## BEGIN Entries

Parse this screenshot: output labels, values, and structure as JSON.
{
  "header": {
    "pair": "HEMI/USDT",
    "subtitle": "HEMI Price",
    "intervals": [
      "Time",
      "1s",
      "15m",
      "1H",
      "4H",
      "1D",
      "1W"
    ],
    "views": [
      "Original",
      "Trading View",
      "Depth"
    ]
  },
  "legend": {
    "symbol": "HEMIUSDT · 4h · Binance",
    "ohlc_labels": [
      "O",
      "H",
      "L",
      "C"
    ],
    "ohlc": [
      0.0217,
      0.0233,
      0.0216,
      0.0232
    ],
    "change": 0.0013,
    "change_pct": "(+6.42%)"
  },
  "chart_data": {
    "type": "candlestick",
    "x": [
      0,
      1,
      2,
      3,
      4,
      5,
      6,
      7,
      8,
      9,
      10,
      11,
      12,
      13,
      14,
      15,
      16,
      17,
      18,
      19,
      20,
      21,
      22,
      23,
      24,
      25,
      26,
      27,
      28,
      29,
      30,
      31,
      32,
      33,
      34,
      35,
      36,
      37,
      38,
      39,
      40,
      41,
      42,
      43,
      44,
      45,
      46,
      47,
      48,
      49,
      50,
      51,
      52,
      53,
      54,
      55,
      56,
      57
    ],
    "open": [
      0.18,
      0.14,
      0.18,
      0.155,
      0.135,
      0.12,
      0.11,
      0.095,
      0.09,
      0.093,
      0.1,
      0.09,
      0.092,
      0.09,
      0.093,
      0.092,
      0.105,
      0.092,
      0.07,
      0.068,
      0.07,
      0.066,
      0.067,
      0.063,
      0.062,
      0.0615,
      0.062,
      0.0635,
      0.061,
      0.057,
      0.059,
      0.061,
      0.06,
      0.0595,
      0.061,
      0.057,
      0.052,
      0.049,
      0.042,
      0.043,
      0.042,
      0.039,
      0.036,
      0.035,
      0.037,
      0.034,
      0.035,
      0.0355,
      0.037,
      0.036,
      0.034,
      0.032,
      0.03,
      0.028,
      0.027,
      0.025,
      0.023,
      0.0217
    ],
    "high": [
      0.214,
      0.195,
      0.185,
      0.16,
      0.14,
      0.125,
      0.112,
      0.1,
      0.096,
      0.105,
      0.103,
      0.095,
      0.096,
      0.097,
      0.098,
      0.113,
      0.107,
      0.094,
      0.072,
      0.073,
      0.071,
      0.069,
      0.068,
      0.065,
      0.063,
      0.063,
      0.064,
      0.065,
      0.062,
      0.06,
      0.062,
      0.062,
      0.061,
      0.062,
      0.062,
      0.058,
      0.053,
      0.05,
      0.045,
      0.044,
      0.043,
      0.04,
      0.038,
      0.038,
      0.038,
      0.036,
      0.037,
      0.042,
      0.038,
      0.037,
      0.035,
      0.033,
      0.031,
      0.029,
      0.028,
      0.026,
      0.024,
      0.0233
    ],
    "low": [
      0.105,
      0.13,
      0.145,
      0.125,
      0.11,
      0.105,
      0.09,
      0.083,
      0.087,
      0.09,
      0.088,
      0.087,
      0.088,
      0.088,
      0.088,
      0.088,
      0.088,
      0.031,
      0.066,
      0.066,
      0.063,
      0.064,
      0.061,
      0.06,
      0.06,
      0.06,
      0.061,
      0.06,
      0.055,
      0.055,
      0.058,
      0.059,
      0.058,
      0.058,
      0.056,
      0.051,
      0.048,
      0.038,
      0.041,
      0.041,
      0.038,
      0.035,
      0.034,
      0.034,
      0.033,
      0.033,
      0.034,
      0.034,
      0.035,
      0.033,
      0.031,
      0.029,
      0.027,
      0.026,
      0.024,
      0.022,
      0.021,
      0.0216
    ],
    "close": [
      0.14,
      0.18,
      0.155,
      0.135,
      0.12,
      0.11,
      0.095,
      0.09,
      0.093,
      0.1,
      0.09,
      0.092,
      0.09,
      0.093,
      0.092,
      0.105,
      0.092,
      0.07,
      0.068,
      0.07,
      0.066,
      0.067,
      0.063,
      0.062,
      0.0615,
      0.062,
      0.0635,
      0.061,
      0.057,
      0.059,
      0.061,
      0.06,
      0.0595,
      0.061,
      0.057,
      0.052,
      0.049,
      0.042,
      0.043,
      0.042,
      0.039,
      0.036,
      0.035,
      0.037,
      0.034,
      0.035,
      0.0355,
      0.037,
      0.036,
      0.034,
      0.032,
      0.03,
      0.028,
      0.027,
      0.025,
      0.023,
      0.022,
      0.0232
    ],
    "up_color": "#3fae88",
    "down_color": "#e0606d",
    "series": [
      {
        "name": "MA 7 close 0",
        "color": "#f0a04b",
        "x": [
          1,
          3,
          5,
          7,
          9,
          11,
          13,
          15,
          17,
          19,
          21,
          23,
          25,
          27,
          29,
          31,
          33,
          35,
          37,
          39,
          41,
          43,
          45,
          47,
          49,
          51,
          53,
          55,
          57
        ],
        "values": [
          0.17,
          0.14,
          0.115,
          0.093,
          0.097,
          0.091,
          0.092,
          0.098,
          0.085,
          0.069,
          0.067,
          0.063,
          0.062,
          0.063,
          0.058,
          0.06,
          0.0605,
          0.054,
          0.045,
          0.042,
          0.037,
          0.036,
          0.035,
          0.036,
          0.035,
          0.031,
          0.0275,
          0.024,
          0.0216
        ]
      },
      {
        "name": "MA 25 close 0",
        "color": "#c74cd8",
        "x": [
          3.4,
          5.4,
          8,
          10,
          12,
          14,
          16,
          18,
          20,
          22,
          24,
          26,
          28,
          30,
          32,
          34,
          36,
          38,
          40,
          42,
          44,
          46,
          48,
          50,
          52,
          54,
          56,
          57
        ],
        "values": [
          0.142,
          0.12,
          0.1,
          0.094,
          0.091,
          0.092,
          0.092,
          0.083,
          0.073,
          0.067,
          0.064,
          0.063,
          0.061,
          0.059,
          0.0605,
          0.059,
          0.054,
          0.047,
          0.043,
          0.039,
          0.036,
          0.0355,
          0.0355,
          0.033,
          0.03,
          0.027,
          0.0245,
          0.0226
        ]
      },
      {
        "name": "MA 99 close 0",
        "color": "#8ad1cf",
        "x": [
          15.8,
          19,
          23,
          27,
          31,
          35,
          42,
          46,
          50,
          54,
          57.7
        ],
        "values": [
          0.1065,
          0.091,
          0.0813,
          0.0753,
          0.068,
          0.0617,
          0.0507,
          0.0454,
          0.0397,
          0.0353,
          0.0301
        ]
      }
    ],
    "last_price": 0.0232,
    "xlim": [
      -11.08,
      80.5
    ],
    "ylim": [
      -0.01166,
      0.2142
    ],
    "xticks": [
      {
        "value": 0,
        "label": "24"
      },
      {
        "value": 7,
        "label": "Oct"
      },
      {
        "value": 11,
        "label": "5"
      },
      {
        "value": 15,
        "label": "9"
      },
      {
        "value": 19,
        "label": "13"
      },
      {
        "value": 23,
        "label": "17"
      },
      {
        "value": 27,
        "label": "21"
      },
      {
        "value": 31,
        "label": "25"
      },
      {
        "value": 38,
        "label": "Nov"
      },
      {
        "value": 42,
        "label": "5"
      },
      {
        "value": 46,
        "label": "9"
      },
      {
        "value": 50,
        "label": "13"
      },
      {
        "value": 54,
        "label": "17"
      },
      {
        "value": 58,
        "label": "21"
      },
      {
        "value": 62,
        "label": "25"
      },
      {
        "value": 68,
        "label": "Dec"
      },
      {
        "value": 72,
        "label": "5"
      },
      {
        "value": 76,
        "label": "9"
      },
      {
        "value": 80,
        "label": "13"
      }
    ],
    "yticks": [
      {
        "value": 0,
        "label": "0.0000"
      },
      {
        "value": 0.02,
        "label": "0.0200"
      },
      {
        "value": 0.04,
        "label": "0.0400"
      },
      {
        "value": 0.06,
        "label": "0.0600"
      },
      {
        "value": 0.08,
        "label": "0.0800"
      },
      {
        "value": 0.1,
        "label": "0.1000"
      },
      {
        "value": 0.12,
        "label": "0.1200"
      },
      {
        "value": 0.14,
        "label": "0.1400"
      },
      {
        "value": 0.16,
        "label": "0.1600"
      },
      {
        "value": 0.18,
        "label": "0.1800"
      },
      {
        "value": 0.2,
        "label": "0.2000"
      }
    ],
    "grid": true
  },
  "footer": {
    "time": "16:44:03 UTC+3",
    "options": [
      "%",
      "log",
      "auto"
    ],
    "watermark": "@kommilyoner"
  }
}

## END Entries

Aim >> Gather all lines of the records that include the word "close".

Answer for this exercise >>
    "close": [
        "name": "MA 7 close 0",
        "name": "MA 25 close 0",
        "name": "MA 99 close 0",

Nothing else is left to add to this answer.